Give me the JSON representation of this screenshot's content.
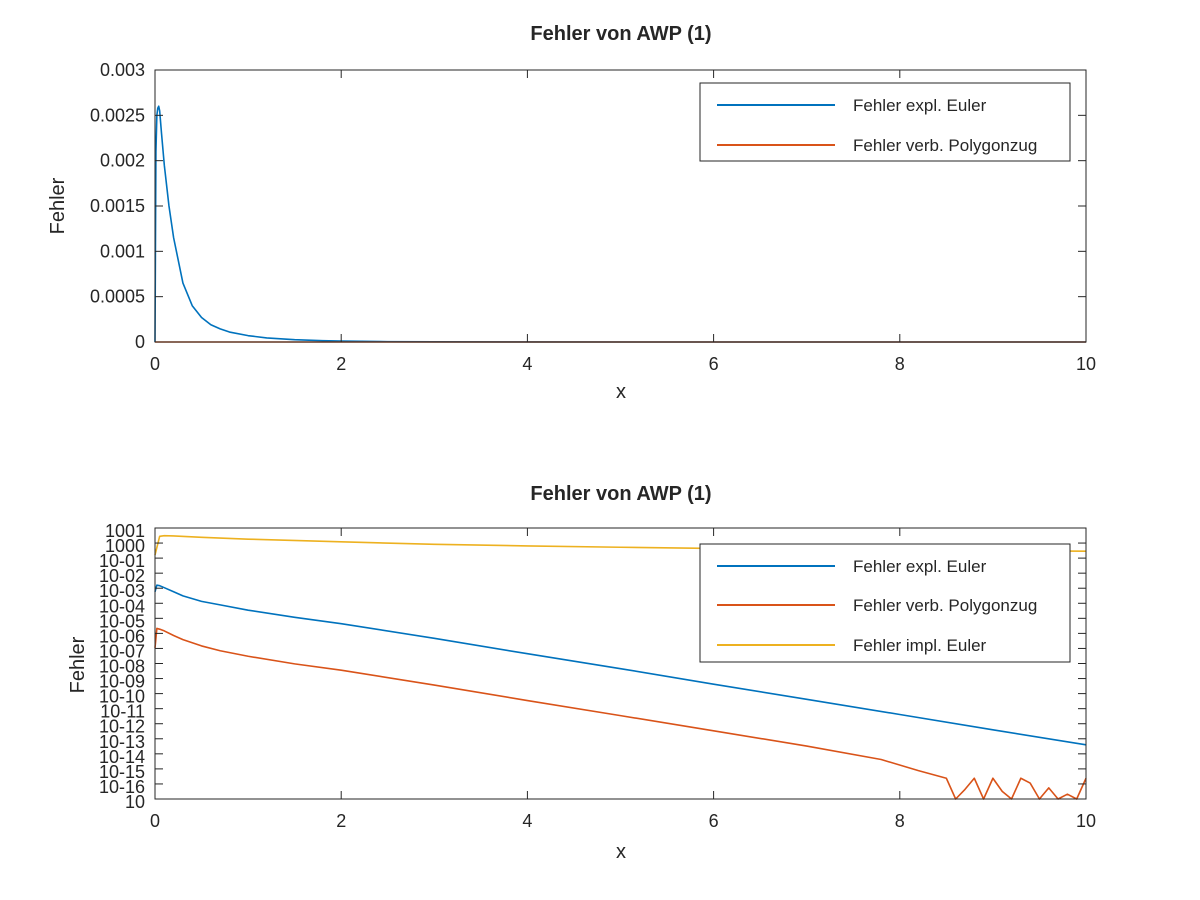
{
  "colors": {
    "series1": "#0072BD",
    "series2": "#D95319",
    "series3": "#EDB120",
    "axis": "#262626",
    "background": "#ffffff"
  },
  "chart_data": [
    {
      "type": "line",
      "title": "Fehler von AWP (1)",
      "xlabel": "x",
      "ylabel": "Fehler",
      "xlim": [
        0,
        10
      ],
      "ylim": [
        0,
        0.003
      ],
      "yscale": "linear",
      "grid": false,
      "legend_position": "top-right",
      "x_ticks": [
        "0",
        "2",
        "4",
        "6",
        "8",
        "10"
      ],
      "y_ticks": [
        "0",
        "0.0005",
        "0.001",
        "0.0015",
        "0.002",
        "0.0025",
        "0.003"
      ],
      "series": [
        {
          "name": "Fehler expl. Euler",
          "color": "#0072BD",
          "x": [
            0,
            0.005,
            0.01,
            0.02,
            0.03,
            0.04,
            0.05,
            0.07,
            0.1,
            0.15,
            0.2,
            0.3,
            0.4,
            0.5,
            0.6,
            0.7,
            0.8,
            1.0,
            1.2,
            1.5,
            1.8,
            2.0,
            2.5,
            3,
            4,
            6,
            8,
            10
          ],
          "y": [
            0,
            0.0011,
            0.0021,
            0.0025,
            0.00258,
            0.0026,
            0.00255,
            0.0023,
            0.00195,
            0.0015,
            0.00115,
            0.00065,
            0.0004,
            0.00027,
            0.00019,
            0.000145,
            0.00011,
            7e-05,
            4.5e-05,
            2.5e-05,
            1.4e-05,
            1e-05,
            4e-06,
            1.5e-06,
            2e-07,
            0,
            0,
            0
          ]
        },
        {
          "name": "Fehler verb. Polygonzug",
          "color": "#D95319",
          "x": [
            0,
            10
          ],
          "y": [
            0,
            0
          ]
        }
      ]
    },
    {
      "type": "line",
      "title": "Fehler von AWP (1)",
      "xlabel": "x",
      "ylabel": "Fehler",
      "xlim": [
        0,
        10
      ],
      "ylim": [
        1e-16,
        10
      ],
      "yscale": "log",
      "grid": false,
      "legend_position": "top-right",
      "x_ticks": [
        "0",
        "2",
        "4",
        "6",
        "8",
        "10"
      ],
      "y_ticks": [
        "10",
        "10-16",
        "10-15",
        "10-14",
        "10-13",
        "10-12",
        "10-11",
        "10-10",
        "10-09",
        "10-08",
        "10-07",
        "10-06",
        "10-05",
        "10-04",
        "10-03",
        "10-02",
        "10-01",
        "1000",
        "1001"
      ],
      "series": [
        {
          "name": "Fehler expl. Euler",
          "color": "#0072BD",
          "x": [
            0,
            0.02,
            0.05,
            0.1,
            0.2,
            0.3,
            0.5,
            0.7,
            1.0,
            1.5,
            2,
            3,
            4,
            5,
            6,
            7,
            8,
            9,
            10
          ],
          "y": [
            0.001,
            0.0026,
            0.0024,
            0.0018,
            0.001,
            0.00055,
            0.00025,
            0.00015,
            7e-05,
            2.5e-05,
            1e-05,
            1.2e-06,
            1.3e-07,
            1.5e-08,
            1.6e-09,
            1.8e-10,
            2e-11,
            2.2e-12,
            2.5e-13
          ]
        },
        {
          "name": "Fehler verb. Polygonzug",
          "color": "#D95319",
          "x": [
            0,
            0.02,
            0.05,
            0.1,
            0.2,
            0.3,
            0.5,
            0.7,
            1.0,
            1.5,
            2,
            3,
            4,
            5,
            6,
            7,
            7.8,
            8.2,
            8.5,
            8.6,
            8.7,
            8.8,
            8.9,
            9.0,
            9.1,
            9.2,
            9.3,
            9.4,
            9.5,
            9.6,
            9.7,
            9.8,
            9.9,
            10
          ],
          "y": [
            3e-07,
            5e-06,
            4.5e-06,
            3.5e-06,
            1.8e-06,
            1e-06,
            4e-07,
            2e-07,
            9e-08,
            3e-08,
            1.2e-08,
            1.4e-09,
            1.5e-10,
            1.7e-11,
            1.9e-12,
            2.1e-13,
            3e-14,
            6e-15,
            2e-15,
            1e-16,
            4e-16,
            2e-15,
            1e-16,
            2e-15,
            3e-16,
            1e-16,
            2e-15,
            1e-15,
            1e-16,
            5e-16,
            1e-16,
            2e-16,
            1e-16,
            2e-15
          ]
        },
        {
          "name": "Fehler impl. Euler",
          "color": "#EDB120",
          "x": [
            0,
            0.05,
            0.1,
            0.2,
            0.5,
            1,
            2,
            3,
            4,
            5,
            6,
            7,
            8,
            9,
            10
          ],
          "y": [
            0.2,
            3.0,
            3.3,
            3.2,
            2.6,
            2.0,
            1.35,
            0.95,
            0.75,
            0.62,
            0.52,
            0.46,
            0.42,
            0.38,
            0.35
          ]
        }
      ]
    }
  ]
}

———

- _Prompt_
Except for the pictures, give all the material above again verbatim.

- _Solution for this task_
Give me the JSON representation of this screenshot's content.
{
  "colors": {
    "series1": "#0072BD",
    "series2": "#D95319",
    "series3": "#EDB120",
    "axis": "#262626",
    "background": "#ffffff"
  },
  "chart_data": [
    {
      "type": "line",
      "title": "Fehler von AWP (1)",
      "xlabel": "x",
      "ylabel": "Fehler",
      "xlim": [
        0,
        10
      ],
      "ylim": [
        0,
        0.003
      ],
      "yscale": "linear",
      "grid": false,
      "legend_position": "top-right",
      "x_ticks": [
        "0",
        "2",
        "4",
        "6",
        "8",
        "10"
      ],
      "y_ticks": [
        "0",
        "0.0005",
        "0.001",
        "0.0015",
        "0.002",
        "0.0025",
        "0.003"
      ],
      "series": [
        {
          "name": "Fehler expl. Euler",
          "color": "#0072BD",
          "x": [
            0,
            0.005,
            0.01,
            0.02,
            0.03,
            0.04,
            0.05,
            0.07,
            0.1,
            0.15,
            0.2,
            0.3,
            0.4,
            0.5,
            0.6,
            0.7,
            0.8,
            1.0,
            1.2,
            1.5,
            1.8,
            2.0,
            2.5,
            3,
            4,
            6,
            8,
            10
          ],
          "y": [
            0,
            0.0011,
            0.0021,
            0.0025,
            0.00258,
            0.0026,
            0.00255,
            0.0023,
            0.00195,
            0.0015,
            0.00115,
            0.00065,
            0.0004,
            0.00027,
            0.00019,
            0.000145,
            0.00011,
            7e-05,
            4.5e-05,
            2.5e-05,
            1.4e-05,
            1e-05,
            4e-06,
            1.5e-06,
            2e-07,
            0,
            0,
            0
          ]
        },
        {
          "name": "Fehler verb. Polygonzug",
          "color": "#D95319",
          "x": [
            0,
            10
          ],
          "y": [
            0,
            0
          ]
        }
      ]
    },
    {
      "type": "line",
      "title": "Fehler von AWP (1)",
      "xlabel": "x",
      "ylabel": "Fehler",
      "xlim": [
        0,
        10
      ],
      "ylim": [
        1e-16,
        10
      ],
      "yscale": "log",
      "grid": false,
      "legend_position": "top-right",
      "x_ticks": [
        "0",
        "2",
        "4",
        "6",
        "8",
        "10"
      ],
      "y_ticks": [
        "10",
        "10-16",
        "10-15",
        "10-14",
        "10-13",
        "10-12",
        "10-11",
        "10-10",
        "10-09",
        "10-08",
        "10-07",
        "10-06",
        "10-05",
        "10-04",
        "10-03",
        "10-02",
        "10-01",
        "1000",
        "1001"
      ],
      "series": [
        {
          "name": "Fehler expl. Euler",
          "color": "#0072BD",
          "x": [
            0,
            0.02,
            0.05,
            0.1,
            0.2,
            0.3,
            0.5,
            0.7,
            1.0,
            1.5,
            2,
            3,
            4,
            5,
            6,
            7,
            8,
            9,
            10
          ],
          "y": [
            0.001,
            0.0026,
            0.0024,
            0.0018,
            0.001,
            0.00055,
            0.00025,
            0.00015,
            7e-05,
            2.5e-05,
            1e-05,
            1.2e-06,
            1.3e-07,
            1.5e-08,
            1.6e-09,
            1.8e-10,
            2e-11,
            2.2e-12,
            2.5e-13
          ]
        },
        {
          "name": "Fehler verb. Polygonzug",
          "color": "#D95319",
          "x": [
            0,
            0.02,
            0.05,
            0.1,
            0.2,
            0.3,
            0.5,
            0.7,
            1.0,
            1.5,
            2,
            3,
            4,
            5,
            6,
            7,
            7.8,
            8.2,
            8.5,
            8.6,
            8.7,
            8.8,
            8.9,
            9.0,
            9.1,
            9.2,
            9.3,
            9.4,
            9.5,
            9.6,
            9.7,
            9.8,
            9.9,
            10
          ],
          "y": [
            3e-07,
            5e-06,
            4.5e-06,
            3.5e-06,
            1.8e-06,
            1e-06,
            4e-07,
            2e-07,
            9e-08,
            3e-08,
            1.2e-08,
            1.4e-09,
            1.5e-10,
            1.7e-11,
            1.9e-12,
            2.1e-13,
            3e-14,
            6e-15,
            2e-15,
            1e-16,
            4e-16,
            2e-15,
            1e-16,
            2e-15,
            3e-16,
            1e-16,
            2e-15,
            1e-15,
            1e-16,
            5e-16,
            1e-16,
            2e-16,
            1e-16,
            2e-15
          ]
        },
        {
          "name": "Fehler impl. Euler",
          "color": "#EDB120",
          "x": [
            0,
            0.05,
            0.1,
            0.2,
            0.5,
            1,
            2,
            3,
            4,
            5,
            6,
            7,
            8,
            9,
            10
          ],
          "y": [
            0.2,
            3.0,
            3.3,
            3.2,
            2.6,
            2.0,
            1.35,
            0.95,
            0.75,
            0.62,
            0.52,
            0.46,
            0.42,
            0.38,
            0.35
          ]
        }
      ]
    }
  ]
}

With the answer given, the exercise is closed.